# WHAT NEEDS TO BE DONE
Please print all of the material below, word for word.

# INFORMATION GIVEN
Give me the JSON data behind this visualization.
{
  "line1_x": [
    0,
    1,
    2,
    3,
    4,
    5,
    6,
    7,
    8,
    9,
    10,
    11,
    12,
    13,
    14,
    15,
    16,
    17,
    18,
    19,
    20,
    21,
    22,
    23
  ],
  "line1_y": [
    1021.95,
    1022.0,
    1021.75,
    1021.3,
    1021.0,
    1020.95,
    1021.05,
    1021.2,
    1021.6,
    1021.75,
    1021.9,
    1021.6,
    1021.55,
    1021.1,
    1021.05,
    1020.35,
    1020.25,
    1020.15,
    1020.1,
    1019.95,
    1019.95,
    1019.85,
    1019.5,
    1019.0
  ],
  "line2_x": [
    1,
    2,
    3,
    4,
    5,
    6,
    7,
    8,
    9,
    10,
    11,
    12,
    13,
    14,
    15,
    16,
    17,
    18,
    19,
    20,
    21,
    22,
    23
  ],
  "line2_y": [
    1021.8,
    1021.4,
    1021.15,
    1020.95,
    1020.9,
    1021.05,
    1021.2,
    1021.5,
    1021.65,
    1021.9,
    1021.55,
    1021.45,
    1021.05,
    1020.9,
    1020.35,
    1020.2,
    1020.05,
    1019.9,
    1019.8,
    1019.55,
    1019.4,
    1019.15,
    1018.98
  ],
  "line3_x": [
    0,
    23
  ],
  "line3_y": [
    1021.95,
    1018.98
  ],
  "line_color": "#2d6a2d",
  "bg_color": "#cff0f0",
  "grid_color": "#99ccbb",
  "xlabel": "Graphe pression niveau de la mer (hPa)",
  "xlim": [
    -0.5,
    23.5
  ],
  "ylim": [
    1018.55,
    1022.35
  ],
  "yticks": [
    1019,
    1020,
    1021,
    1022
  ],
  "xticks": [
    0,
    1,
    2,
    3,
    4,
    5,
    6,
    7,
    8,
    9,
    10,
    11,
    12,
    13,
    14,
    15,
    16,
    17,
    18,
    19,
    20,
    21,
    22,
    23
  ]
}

# ANSWER FOR THIS EXERCISE
Give me the JSON data behind this visualization.
{
  "line1_x": [
    0,
    1,
    2,
    3,
    4,
    5,
    6,
    7,
    8,
    9,
    10,
    11,
    12,
    13,
    14,
    15,
    16,
    17,
    18,
    19,
    20,
    21,
    22,
    23
  ],
  "line1_y": [
    1021.95,
    1022.0,
    1021.75,
    1021.3,
    1021.0,
    1020.95,
    1021.05,
    1021.2,
    1021.6,
    1021.75,
    1021.9,
    1021.6,
    1021.55,
    1021.1,
    1021.05,
    1020.35,
    1020.25,
    1020.15,
    1020.1,
    1019.95,
    1019.95,
    1019.85,
    1019.5,
    1019.0
  ],
  "line2_x": [
    1,
    2,
    3,
    4,
    5,
    6,
    7,
    8,
    9,
    10,
    11,
    12,
    13,
    14,
    15,
    16,
    17,
    18,
    19,
    20,
    21,
    22,
    23
  ],
  "line2_y": [
    1021.8,
    1021.4,
    1021.15,
    1020.95,
    1020.9,
    1021.05,
    1021.2,
    1021.5,
    1021.65,
    1021.9,
    1021.55,
    1021.45,
    1021.05,
    1020.9,
    1020.35,
    1020.2,
    1020.05,
    1019.9,
    1019.8,
    1019.55,
    1019.4,
    1019.15,
    1018.98
  ],
  "line3_x": [
    0,
    23
  ],
  "line3_y": [
    1021.95,
    1018.98
  ],
  "line_color": "#2d6a2d",
  "bg_color": "#cff0f0",
  "grid_color": "#99ccbb",
  "xlabel": "Graphe pression niveau de la mer (hPa)",
  "xlim": [
    -0.5,
    23.5
  ],
  "ylim": [
    1018.55,
    1022.35
  ],
  "yticks": [
    1019,
    1020,
    1021,
    1022
  ],
  "xticks": [
    0,
    1,
    2,
    3,
    4,
    5,
    6,
    7,
    8,
    9,
    10,
    11,
    12,
    13,
    14,
    15,
    16,
    17,
    18,
    19,
    20,
    21,
    22,
    23
  ]
}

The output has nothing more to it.